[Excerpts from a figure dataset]
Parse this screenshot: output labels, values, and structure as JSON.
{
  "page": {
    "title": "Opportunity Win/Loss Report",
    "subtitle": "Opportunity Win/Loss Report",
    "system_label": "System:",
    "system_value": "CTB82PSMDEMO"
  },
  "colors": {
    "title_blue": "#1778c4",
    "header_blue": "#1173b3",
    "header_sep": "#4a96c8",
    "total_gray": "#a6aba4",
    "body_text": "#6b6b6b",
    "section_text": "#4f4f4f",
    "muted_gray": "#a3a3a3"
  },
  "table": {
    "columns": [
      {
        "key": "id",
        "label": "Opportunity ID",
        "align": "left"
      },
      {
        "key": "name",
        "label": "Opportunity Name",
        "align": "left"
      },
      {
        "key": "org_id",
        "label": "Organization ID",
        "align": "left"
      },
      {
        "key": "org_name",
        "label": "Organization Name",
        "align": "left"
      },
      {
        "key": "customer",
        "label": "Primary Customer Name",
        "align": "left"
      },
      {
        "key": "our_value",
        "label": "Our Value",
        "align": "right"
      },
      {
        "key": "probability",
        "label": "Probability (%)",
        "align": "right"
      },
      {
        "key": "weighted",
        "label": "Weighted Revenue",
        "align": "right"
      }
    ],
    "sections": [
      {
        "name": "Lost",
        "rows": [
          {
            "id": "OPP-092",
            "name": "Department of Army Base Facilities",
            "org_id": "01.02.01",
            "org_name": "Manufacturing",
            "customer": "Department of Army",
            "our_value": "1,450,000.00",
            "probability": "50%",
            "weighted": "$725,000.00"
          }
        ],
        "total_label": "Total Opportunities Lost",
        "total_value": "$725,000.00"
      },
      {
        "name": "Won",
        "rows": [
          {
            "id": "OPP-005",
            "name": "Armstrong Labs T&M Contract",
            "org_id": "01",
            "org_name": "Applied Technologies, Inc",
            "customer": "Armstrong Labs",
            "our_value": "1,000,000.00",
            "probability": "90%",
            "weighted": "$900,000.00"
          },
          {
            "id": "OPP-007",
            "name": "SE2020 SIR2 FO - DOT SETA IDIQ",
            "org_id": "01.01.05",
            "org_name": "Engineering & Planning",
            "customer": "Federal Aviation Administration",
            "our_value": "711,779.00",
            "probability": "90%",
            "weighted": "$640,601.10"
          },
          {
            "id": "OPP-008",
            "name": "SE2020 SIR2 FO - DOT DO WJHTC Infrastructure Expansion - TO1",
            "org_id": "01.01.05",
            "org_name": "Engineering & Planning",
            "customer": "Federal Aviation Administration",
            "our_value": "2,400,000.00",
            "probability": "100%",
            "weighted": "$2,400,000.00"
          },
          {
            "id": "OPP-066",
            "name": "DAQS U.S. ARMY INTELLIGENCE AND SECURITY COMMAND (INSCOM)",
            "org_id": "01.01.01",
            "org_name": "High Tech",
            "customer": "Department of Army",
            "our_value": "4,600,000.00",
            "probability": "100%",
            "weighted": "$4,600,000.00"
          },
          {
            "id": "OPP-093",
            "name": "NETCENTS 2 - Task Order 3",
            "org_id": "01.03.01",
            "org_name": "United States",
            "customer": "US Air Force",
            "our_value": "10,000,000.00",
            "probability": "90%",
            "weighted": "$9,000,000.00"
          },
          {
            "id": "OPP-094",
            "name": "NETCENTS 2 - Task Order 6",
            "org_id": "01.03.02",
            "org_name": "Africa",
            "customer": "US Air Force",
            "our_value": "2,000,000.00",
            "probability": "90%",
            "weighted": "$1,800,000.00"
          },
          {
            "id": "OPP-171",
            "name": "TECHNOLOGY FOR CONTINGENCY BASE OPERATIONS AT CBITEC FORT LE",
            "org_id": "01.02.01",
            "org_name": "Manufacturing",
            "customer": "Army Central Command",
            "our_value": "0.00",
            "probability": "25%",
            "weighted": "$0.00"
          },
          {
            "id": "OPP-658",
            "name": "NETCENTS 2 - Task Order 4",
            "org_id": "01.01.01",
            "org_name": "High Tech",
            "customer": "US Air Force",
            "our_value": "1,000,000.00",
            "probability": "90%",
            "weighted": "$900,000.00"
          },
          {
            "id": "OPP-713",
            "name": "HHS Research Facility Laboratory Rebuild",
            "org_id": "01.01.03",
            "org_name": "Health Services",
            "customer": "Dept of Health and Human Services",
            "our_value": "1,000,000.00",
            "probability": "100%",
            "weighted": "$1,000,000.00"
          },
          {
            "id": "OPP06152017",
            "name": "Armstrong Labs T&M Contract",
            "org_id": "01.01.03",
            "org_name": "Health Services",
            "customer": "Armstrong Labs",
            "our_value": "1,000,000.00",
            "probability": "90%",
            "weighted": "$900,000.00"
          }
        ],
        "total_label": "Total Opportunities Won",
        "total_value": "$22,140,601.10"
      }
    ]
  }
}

■ **Prompt**: Retype the entries one by one, exactly.

■ **Answer for this exercise**:
Parse this screenshot: output labels, values, and structure as JSON.
{
  "page": {
    "title": "Opportunity Win/Loss Report",
    "subtitle": "Opportunity Win/Loss Report",
    "system_label": "System:",
    "system_value": "CTB82PSMDEMO"
  },
  "colors": {
    "title_blue": "#1778c4",
    "header_blue": "#1173b3",
    "header_sep": "#4a96c8",
    "total_gray": "#a6aba4",
    "body_text": "#6b6b6b",
    "section_text": "#4f4f4f",
    "muted_gray": "#a3a3a3"
  },
  "table": {
    "columns": [
      {
        "key": "id",
        "label": "Opportunity ID",
        "align": "left"
      },
      {
        "key": "name",
        "label": "Opportunity Name",
        "align": "left"
      },
      {
        "key": "org_id",
        "label": "Organization ID",
        "align": "left"
      },
      {
        "key": "org_name",
        "label": "Organization Name",
        "align": "left"
      },
      {
        "key": "customer",
        "label": "Primary Customer Name",
        "align": "left"
      },
      {
        "key": "our_value",
        "label": "Our Value",
        "align": "right"
      },
      {
        "key": "probability",
        "label": "Probability (%)",
        "align": "right"
      },
      {
        "key": "weighted",
        "label": "Weighted Revenue",
        "align": "right"
      }
    ],
    "sections": [
      {
        "name": "Lost",
        "rows": [
          {
            "id": "OPP-092",
            "name": "Department of Army Base Facilities",
            "org_id": "01.02.01",
            "org_name": "Manufacturing",
            "customer": "Department of Army",
            "our_value": "1,450,000.00",
            "probability": "50%",
            "weighted": "$725,000.00"
          }
        ],
        "total_label": "Total Opportunities Lost",
        "total_value": "$725,000.00"
      },
      {
        "name": "Won",
        "rows": [
          {
            "id": "OPP-005",
            "name": "Armstrong Labs T&M Contract",
            "org_id": "01",
            "org_name": "Applied Technologies, Inc",
            "customer": "Armstrong Labs",
            "our_value": "1,000,000.00",
            "probability": "90%",
            "weighted": "$900,000.00"
          },
          {
            "id": "OPP-007",
            "name": "SE2020 SIR2 FO - DOT SETA IDIQ",
            "org_id": "01.01.05",
            "org_name": "Engineering & Planning",
            "customer": "Federal Aviation Administration",
            "our_value": "711,779.00",
            "probability": "90%",
            "weighted": "$640,601.10"
          },
          {
            "id": "OPP-008",
            "name": "SE2020 SIR2 FO - DOT DO WJHTC Infrastructure Expansion - TO1",
            "org_id": "01.01.05",
            "org_name": "Engineering & Planning",
            "customer": "Federal Aviation Administration",
            "our_value": "2,400,000.00",
            "probability": "100%",
            "weighted": "$2,400,000.00"
          },
          {
            "id": "OPP-066",
            "name": "DAQS U.S. ARMY INTELLIGENCE AND SECURITY COMMAND (INSCOM)",
            "org_id": "01.01.01",
            "org_name": "High Tech",
            "customer": "Department of Army",
            "our_value": "4,600,000.00",
            "probability": "100%",
            "weighted": "$4,600,000.00"
          },
          {
            "id": "OPP-093",
            "name": "NETCENTS 2 - Task Order 3",
            "org_id": "01.03.01",
            "org_name": "United States",
            "customer": "US Air Force",
            "our_value": "10,000,000.00",
            "probability": "90%",
            "weighted": "$9,000,000.00"
          },
          {
            "id": "OPP-094",
            "name": "NETCENTS 2 - Task Order 6",
            "org_id": "01.03.02",
            "org_name": "Africa",
            "customer": "US Air Force",
            "our_value": "2,000,000.00",
            "probability": "90%",
            "weighted": "$1,800,000.00"
          },
          {
            "id": "OPP-171",
            "name": "TECHNOLOGY FOR CONTINGENCY BASE OPERATIONS AT CBITEC FORT LE",
            "org_id": "01.02.01",
            "org_name": "Manufacturing",
            "customer": "Army Central Command",
            "our_value": "0.00",
            "probability": "25%",
            "weighted": "$0.00"
          },
          {
            "id": "OPP-658",
            "name": "NETCENTS 2 - Task Order 4",
            "org_id": "01.01.01",
            "org_name": "High Tech",
            "customer": "US Air Force",
            "our_value": "1,000,000.00",
            "probability": "90%",
            "weighted": "$900,000.00"
          },
          {
            "id": "OPP-713",
            "name": "HHS Research Facility Laboratory Rebuild",
            "org_id": "01.01.03",
            "org_name": "Health Services",
            "customer": "Dept of Health and Human Services",
            "our_value": "1,000,000.00",
            "probability": "100%",
            "weighted": "$1,000,000.00"
          },
          {
            "id": "OPP06152017",
            "name": "Armstrong Labs T&M Contract",
            "org_id": "01.01.03",
            "org_name": "Health Services",
            "customer": "Armstrong Labs",
            "our_value": "1,000,000.00",
            "probability": "90%",
            "weighted": "$900,000.00"
          }
        ],
        "total_label": "Total Opportunities Won",
        "total_value": "$22,140,601.10"
      }
    ]
  }
}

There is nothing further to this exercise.